Collected data entries:
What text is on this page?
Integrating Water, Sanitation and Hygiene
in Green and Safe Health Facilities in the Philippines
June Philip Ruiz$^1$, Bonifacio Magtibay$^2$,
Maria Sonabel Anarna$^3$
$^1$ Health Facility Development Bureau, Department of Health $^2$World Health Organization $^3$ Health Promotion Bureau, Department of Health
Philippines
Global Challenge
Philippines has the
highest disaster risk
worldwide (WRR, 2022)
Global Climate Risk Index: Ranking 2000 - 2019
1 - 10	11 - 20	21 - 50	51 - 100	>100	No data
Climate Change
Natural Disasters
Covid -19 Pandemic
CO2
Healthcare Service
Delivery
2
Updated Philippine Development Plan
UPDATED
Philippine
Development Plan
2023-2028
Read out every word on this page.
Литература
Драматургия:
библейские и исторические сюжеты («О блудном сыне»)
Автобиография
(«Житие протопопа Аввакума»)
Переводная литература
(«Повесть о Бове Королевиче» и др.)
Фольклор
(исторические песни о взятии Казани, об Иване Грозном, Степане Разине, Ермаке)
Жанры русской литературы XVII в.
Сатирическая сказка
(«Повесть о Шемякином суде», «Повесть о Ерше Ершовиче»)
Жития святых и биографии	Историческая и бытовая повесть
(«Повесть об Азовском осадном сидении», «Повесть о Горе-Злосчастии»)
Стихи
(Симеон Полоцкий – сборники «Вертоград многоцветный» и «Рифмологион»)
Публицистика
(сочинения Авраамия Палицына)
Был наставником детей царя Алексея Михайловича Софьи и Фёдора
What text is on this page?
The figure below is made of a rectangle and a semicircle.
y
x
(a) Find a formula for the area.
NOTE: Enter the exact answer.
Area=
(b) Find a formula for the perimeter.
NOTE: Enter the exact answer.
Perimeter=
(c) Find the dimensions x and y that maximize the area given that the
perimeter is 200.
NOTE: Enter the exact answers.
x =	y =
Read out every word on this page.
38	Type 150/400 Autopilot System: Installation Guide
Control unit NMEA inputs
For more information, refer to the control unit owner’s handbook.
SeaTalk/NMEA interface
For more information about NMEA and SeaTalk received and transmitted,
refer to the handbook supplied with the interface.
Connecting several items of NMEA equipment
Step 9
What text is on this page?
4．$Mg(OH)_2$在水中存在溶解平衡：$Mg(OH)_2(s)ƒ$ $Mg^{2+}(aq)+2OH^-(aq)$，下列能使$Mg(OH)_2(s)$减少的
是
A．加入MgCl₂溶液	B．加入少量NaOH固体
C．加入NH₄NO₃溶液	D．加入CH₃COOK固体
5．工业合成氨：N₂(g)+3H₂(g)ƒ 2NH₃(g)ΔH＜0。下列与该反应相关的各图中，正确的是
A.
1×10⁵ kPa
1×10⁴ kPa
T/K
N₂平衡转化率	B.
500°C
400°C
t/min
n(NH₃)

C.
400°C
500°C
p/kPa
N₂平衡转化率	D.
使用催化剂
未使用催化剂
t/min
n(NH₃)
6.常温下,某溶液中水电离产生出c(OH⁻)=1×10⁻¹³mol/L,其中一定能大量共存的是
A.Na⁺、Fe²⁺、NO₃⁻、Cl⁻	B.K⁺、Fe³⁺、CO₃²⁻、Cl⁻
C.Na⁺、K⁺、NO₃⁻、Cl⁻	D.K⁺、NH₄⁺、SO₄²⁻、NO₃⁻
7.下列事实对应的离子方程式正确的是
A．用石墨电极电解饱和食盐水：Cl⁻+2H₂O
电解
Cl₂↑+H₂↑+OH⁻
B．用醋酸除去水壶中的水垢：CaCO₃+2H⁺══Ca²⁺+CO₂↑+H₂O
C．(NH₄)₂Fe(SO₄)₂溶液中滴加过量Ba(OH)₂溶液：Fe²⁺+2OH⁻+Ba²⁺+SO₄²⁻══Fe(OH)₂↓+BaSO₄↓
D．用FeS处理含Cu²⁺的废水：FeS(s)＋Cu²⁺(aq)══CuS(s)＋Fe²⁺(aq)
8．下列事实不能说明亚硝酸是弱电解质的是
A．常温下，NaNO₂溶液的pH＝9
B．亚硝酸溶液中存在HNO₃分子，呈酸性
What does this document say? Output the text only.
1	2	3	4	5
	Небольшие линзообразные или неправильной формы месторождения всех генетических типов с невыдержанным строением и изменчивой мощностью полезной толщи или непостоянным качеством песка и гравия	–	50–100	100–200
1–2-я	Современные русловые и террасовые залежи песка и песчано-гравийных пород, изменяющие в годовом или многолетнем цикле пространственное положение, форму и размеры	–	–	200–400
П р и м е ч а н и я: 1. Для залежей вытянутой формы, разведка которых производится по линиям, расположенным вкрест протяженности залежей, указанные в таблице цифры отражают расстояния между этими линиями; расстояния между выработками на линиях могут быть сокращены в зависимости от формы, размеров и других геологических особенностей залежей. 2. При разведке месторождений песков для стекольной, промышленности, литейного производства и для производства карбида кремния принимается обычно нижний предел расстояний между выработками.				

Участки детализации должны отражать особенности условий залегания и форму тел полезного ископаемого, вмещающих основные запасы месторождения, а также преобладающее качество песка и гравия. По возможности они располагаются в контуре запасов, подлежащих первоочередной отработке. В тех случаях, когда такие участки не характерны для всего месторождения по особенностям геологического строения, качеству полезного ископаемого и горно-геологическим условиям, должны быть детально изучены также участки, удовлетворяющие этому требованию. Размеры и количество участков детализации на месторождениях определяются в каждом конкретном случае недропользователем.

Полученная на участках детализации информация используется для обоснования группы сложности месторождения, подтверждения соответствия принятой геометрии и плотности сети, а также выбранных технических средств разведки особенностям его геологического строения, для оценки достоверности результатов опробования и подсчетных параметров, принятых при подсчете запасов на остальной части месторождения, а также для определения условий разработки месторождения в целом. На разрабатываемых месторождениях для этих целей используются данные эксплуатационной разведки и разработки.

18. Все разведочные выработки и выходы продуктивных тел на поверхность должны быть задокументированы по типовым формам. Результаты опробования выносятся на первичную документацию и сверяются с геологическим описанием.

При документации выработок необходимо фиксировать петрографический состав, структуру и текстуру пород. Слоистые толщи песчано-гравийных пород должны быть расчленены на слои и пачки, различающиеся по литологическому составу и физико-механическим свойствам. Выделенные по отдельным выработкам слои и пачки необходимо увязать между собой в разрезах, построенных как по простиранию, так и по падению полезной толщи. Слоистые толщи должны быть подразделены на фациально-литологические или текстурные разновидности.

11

* Goal of the exercise *
Show, from the material above, each line that includes the string "Plan".

* Solution for this problem *
Updated Philippine Development Plan
Development Plan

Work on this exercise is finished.